>> Start RECORD EXTRACTS

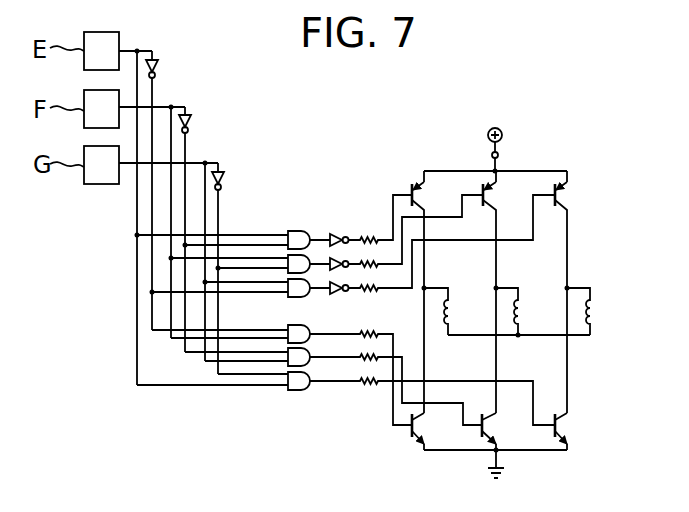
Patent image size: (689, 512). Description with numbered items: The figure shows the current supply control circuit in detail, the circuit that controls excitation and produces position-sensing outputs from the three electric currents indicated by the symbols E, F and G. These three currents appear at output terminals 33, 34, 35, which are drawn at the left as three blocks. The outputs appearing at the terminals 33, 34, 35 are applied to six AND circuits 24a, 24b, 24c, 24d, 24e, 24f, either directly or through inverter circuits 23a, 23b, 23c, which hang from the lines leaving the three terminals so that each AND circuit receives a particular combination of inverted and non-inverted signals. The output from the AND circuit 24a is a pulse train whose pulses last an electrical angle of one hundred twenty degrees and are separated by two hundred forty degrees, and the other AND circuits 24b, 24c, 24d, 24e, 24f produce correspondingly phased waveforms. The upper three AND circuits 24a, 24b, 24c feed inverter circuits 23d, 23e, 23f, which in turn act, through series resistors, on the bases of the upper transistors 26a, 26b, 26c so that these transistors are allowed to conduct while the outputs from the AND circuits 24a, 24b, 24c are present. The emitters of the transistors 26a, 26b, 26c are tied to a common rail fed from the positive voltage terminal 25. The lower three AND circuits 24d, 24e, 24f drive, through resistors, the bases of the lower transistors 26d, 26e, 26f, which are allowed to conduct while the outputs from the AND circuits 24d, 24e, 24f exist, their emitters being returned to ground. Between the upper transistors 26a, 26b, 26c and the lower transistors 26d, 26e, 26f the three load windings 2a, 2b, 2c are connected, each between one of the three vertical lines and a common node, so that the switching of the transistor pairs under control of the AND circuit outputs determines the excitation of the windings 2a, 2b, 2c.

The output terminal 33 is at (121, 47).
The output terminal 34 is at (120, 107).
The output terminal 35 is at (120, 168).
The inverter circuit 23a is at (160, 68).
The inverter circuit 23b is at (192, 127).
The inverter circuit 23c is at (224, 176).
The inverter circuit 23d is at (331, 235).
The inverter circuit 23e is at (341, 258).
The inverter circuit 23f is at (343, 293).
The AND circuit 24a is at (297, 228).
The AND circuit 24b is at (292, 257).
The AND circuit 24c is at (298, 299).
The AND circuit 24d is at (291, 326).
The AND circuit 24e is at (306, 366).
The AND circuit 24f is at (298, 392).
The positive voltage terminal 25 is at (502, 152).
The transistor 26a is at (428, 192).
The transistor 26b is at (497, 193).
The transistor 26c is at (568, 200).
The transistor 26d is at (427, 428).
The transistor 26e is at (497, 430).
The transistor 26f is at (568, 427).
The stator winding 2a is at (452, 310).
The stator winding 2b is at (521, 310).
The stator winding 2c is at (595, 308).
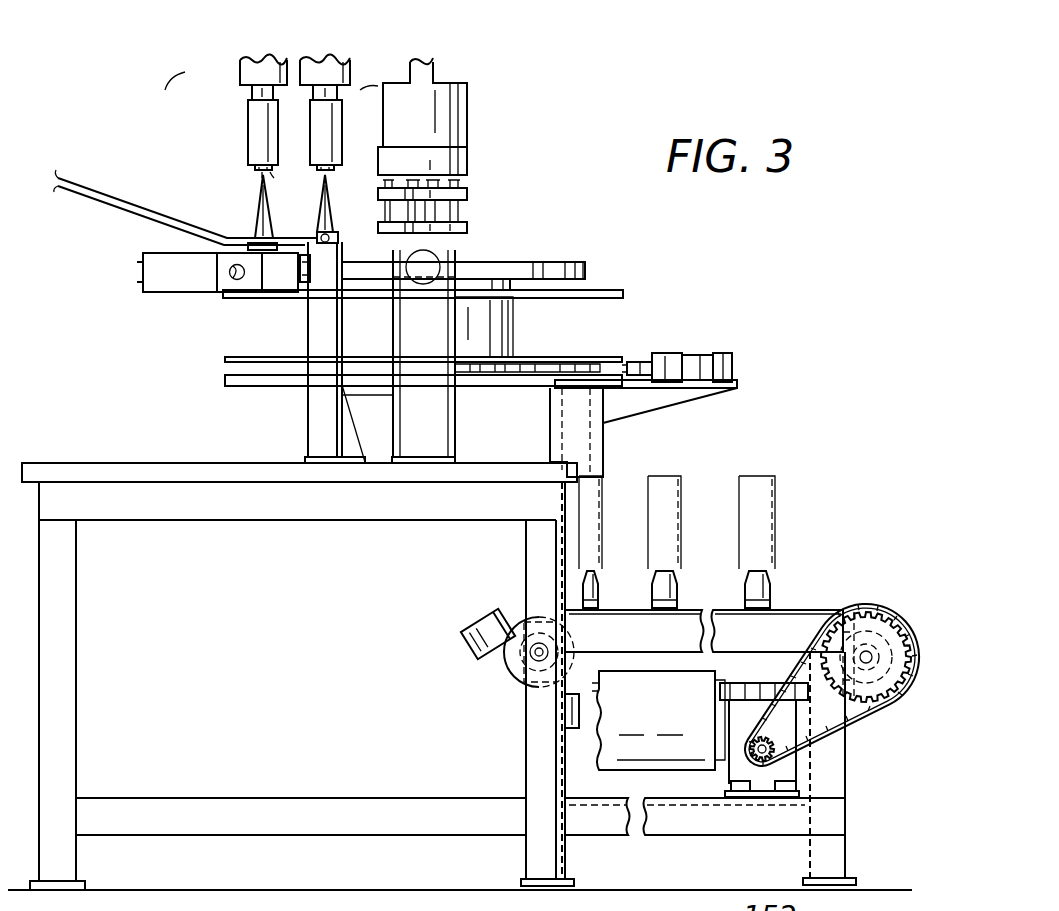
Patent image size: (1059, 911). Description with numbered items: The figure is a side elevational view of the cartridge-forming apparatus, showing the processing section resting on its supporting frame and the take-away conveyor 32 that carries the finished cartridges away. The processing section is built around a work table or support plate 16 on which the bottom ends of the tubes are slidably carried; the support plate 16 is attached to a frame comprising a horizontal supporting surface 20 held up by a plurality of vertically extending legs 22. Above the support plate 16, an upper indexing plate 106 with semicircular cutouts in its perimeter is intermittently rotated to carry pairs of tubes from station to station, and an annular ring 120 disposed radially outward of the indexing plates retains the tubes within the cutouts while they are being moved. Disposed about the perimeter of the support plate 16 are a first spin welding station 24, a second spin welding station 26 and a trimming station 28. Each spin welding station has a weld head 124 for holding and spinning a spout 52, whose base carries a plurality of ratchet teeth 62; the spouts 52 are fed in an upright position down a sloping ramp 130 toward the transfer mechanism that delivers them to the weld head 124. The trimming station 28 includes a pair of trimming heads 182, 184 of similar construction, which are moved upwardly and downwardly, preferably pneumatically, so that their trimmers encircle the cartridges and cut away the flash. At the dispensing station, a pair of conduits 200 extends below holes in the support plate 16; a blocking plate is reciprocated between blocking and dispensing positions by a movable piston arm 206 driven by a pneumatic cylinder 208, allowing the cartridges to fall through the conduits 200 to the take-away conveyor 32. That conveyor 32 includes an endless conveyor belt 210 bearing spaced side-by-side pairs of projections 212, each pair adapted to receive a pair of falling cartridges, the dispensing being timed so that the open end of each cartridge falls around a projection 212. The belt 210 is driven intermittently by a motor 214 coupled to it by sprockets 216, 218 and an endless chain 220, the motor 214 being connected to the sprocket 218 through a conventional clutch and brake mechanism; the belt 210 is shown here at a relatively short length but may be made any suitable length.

The support plate 16 is at (226, 380).
The horizontal supporting surface 20 is at (125, 472).
The vertically extending legs 22 is at (73, 655).
The first spin welding station 24 is at (215, 73).
The second spin welding station 26 is at (357, 89).
The trimming station 28 is at (470, 90).
The take-away conveyor 32 is at (852, 513).
The spout 52 is at (257, 205).
The ratchet teeth 62 is at (275, 175).
The upper indexing plate 106 is at (583, 263).
The annular ring 120 is at (606, 290).
The weld head 124 is at (250, 133).
The ramp 130 is at (150, 213).
The trimming head 182 is at (467, 225).
The trimming head 184 is at (467, 193).
The conduits 200 is at (598, 452).
The movable piston arm 206 is at (628, 357).
The pneumatic cylinder 208 is at (722, 362).
The endless conveyor belt 210 is at (516, 624).
The projections 212 is at (467, 628).
The motor 214 is at (679, 704).
The sprocket 216 is at (887, 686).
The sprocket 218 is at (764, 763).
The endless chain 220 is at (893, 606).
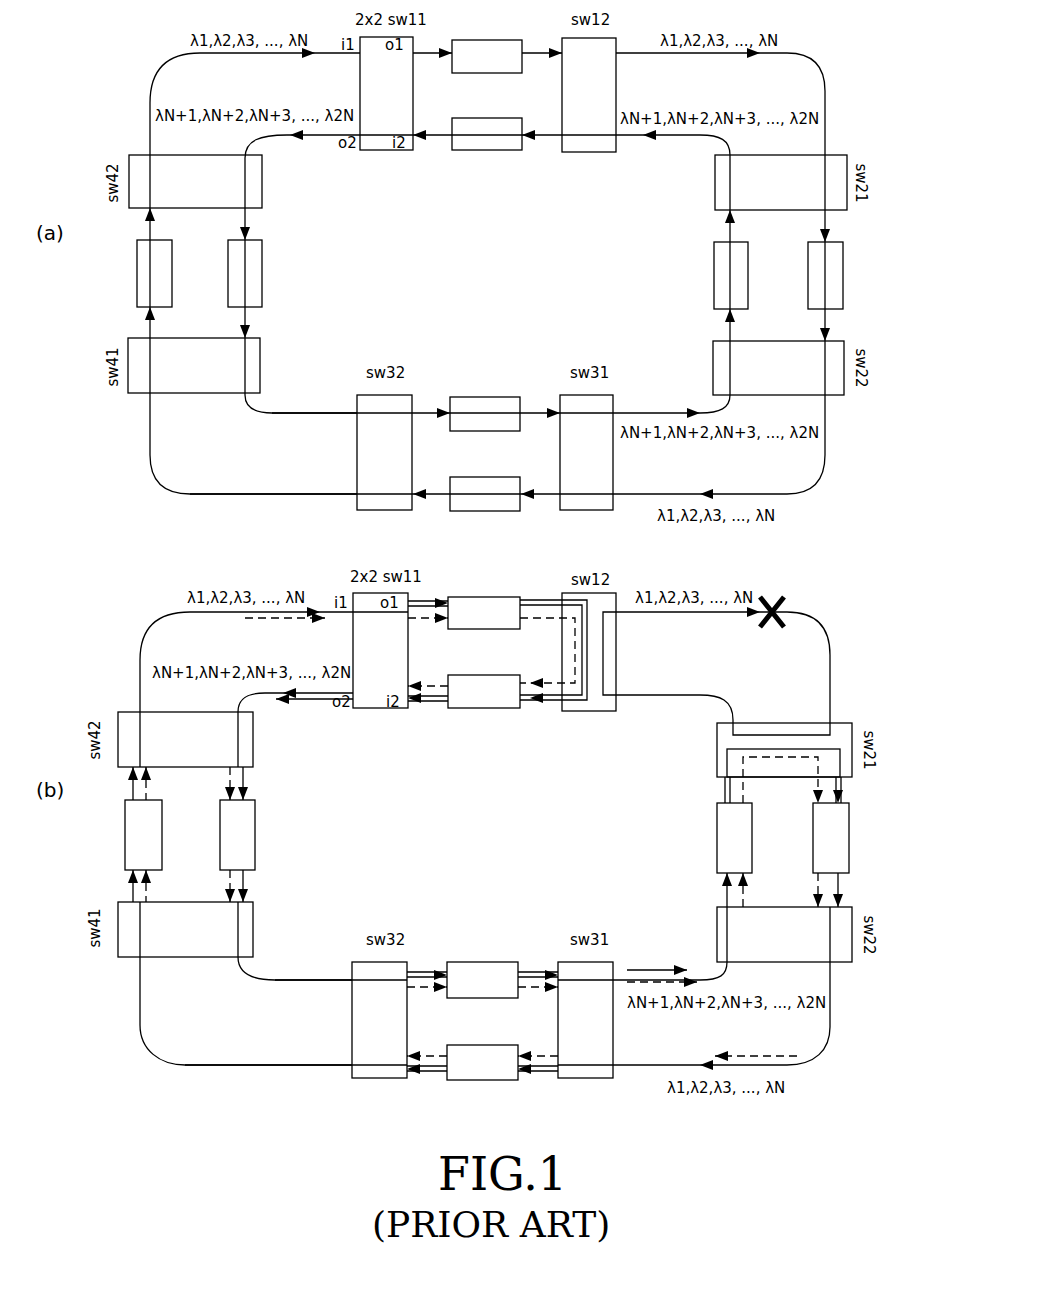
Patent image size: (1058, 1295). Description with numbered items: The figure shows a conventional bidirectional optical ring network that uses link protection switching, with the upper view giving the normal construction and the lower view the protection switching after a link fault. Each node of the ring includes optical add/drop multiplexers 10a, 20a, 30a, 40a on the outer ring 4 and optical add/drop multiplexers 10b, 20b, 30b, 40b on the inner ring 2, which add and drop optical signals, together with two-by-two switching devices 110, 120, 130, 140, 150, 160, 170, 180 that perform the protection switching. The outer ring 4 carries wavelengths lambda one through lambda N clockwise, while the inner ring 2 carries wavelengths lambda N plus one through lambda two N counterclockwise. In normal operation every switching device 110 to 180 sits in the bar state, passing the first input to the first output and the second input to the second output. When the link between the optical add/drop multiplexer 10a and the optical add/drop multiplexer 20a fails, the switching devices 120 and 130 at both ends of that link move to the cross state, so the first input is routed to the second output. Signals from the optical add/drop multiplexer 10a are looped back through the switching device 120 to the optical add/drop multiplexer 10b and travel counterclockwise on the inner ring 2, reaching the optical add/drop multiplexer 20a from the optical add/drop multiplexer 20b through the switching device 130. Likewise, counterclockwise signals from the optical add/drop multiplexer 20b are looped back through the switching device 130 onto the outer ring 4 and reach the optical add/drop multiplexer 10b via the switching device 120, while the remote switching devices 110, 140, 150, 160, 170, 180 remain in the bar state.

The inner ring 2 is at (314, 413).
The outer ring 4 is at (257, 494).
The optical add/drop multiplexer 10a is at (482, 39).
The optical add/drop multiplexer 10b is at (480, 151).
The optical add/drop multiplexer 20a is at (807, 277).
The optical add/drop multiplexer 20b is at (713, 277).
The optical add/drop multiplexer 30a is at (474, 512).
The optical add/drop multiplexer 30b is at (476, 396).
The optical add/drop multiplexer 40a is at (136, 271).
The optical add/drop multiplexer 40b is at (263, 278).
The 2×2 switching device 110 is at (378, 151).
The 2×2 switching device 120 is at (578, 153).
The 2×2 switching device 130 is at (714, 181).
The 2×2 switching device 140 is at (712, 365).
The 2×2 switching device 150 is at (584, 511).
The 2×2 switching device 160 is at (380, 511).
The 2×2 switching device 170 is at (261, 355).
The 2×2 switching device 180 is at (263, 188).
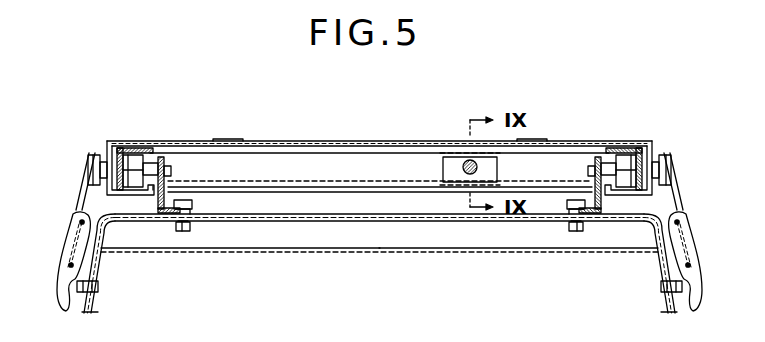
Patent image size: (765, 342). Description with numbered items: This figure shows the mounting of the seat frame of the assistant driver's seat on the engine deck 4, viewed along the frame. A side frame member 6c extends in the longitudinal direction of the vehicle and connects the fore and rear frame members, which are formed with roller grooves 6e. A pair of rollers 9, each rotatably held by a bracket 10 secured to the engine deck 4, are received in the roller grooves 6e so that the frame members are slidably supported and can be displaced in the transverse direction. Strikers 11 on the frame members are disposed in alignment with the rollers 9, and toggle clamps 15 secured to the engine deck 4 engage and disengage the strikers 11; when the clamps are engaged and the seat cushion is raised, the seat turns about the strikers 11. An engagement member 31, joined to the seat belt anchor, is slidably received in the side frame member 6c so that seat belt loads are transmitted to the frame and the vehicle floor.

The engine deck 4 is at (288, 216).
The side frame member 6c is at (367, 150).
The roller groove 6e is at (135, 147).
The roller 9 is at (137, 183).
The bracket 10 is at (170, 195).
The striker 11 is at (86, 163).
The toggle clamp 15 is at (58, 285).
The engagement member 31 is at (456, 158).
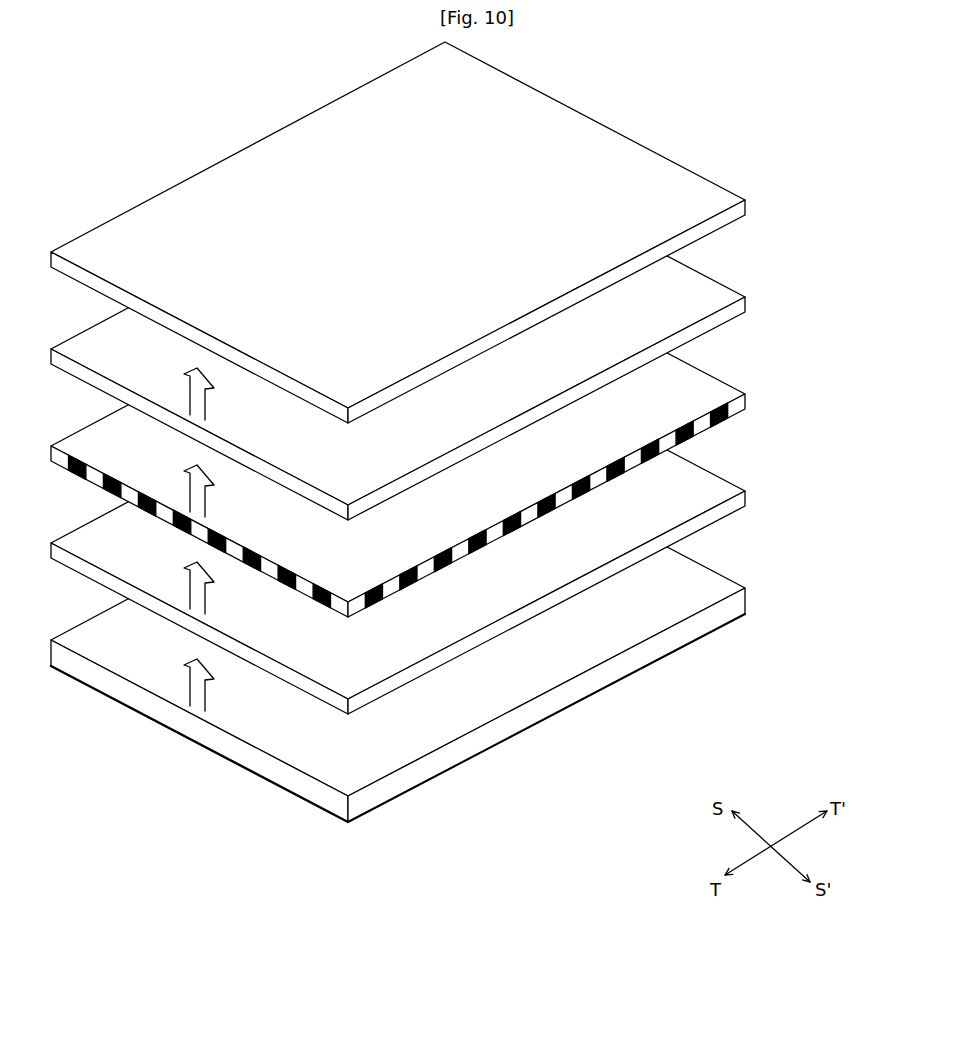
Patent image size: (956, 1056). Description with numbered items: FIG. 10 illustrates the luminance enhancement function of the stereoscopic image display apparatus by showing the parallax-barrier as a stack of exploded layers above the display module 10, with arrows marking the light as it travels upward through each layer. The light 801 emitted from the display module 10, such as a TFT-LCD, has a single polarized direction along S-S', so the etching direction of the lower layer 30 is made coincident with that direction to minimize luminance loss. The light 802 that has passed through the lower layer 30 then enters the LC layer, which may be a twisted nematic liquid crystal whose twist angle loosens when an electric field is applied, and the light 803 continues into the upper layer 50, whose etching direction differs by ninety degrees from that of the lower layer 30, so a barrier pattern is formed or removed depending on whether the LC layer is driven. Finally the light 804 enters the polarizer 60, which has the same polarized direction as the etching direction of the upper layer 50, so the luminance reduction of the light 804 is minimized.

The display module 10 is at (745, 600).
The lower layer 30 is at (745, 495).
The upper layer 50 is at (745, 301).
The polarizer 60 is at (745, 204).
The light 801 is at (219, 687).
The light 802 is at (219, 590).
The light 803 is at (219, 493).
The light 804 is at (219, 396).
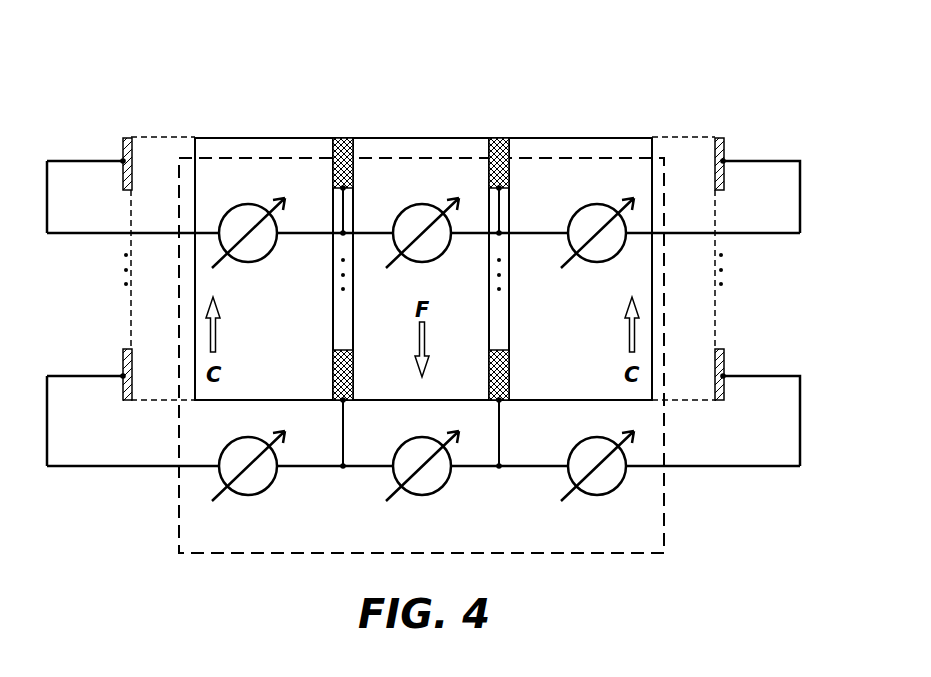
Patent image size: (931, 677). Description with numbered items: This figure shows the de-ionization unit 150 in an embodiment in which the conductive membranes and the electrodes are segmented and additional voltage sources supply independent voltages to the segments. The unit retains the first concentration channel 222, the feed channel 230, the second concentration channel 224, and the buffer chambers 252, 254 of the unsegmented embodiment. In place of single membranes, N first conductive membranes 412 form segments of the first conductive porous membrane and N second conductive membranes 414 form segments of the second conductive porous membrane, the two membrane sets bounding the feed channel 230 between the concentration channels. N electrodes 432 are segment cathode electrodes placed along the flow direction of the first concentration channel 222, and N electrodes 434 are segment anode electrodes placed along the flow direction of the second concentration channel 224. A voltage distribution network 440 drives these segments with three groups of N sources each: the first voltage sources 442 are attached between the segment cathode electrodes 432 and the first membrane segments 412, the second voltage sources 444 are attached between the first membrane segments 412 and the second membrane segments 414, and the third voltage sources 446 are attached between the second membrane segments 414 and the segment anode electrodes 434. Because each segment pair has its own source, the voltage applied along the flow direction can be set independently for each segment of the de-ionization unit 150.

>> End RECORD EXTRACTS

▶ **DIRECTIVE**
Transcribe the lines above without any change, starting with the line that contains "Patent image size: (765, 342)." and ending with the line that contains "The engagement member 31 is at (456, 158).", both included.

▶ **SOLUTION TO THIS EXERCISE**
Patent image size: (765, 342). Description with numbered items: This figure shows the mounting of the seat frame of the assistant driver's seat on the engine deck 4, viewed along the frame. A side frame member 6c extends in the longitudinal direction of the vehicle and connects the fore and rear frame members, which are formed with roller grooves 6e. A pair of rollers 9, each rotatably held by a bracket 10 secured to the engine deck 4, are received in the roller grooves 6e so that the frame members are slidably supported and can be displaced in the transverse direction. Strikers 11 on the frame members are disposed in alignment with the rollers 9, and toggle clamps 15 secured to the engine deck 4 engage and disengage the strikers 11; when the clamps are engaged and the seat cushion is raised, the seat turns about the strikers 11. An engagement member 31, joined to the seat belt anchor, is slidably received in the side frame member 6c so that seat belt loads are transmitted to the frame and the vehicle floor.

The engine deck 4 is at (288, 216).
The side frame member 6c is at (367, 150).
The roller groove 6e is at (135, 147).
The roller 9 is at (137, 183).
The bracket 10 is at (170, 195).
The striker 11 is at (86, 163).
The toggle clamp 15 is at (58, 285).
The engagement member 31 is at (456, 158).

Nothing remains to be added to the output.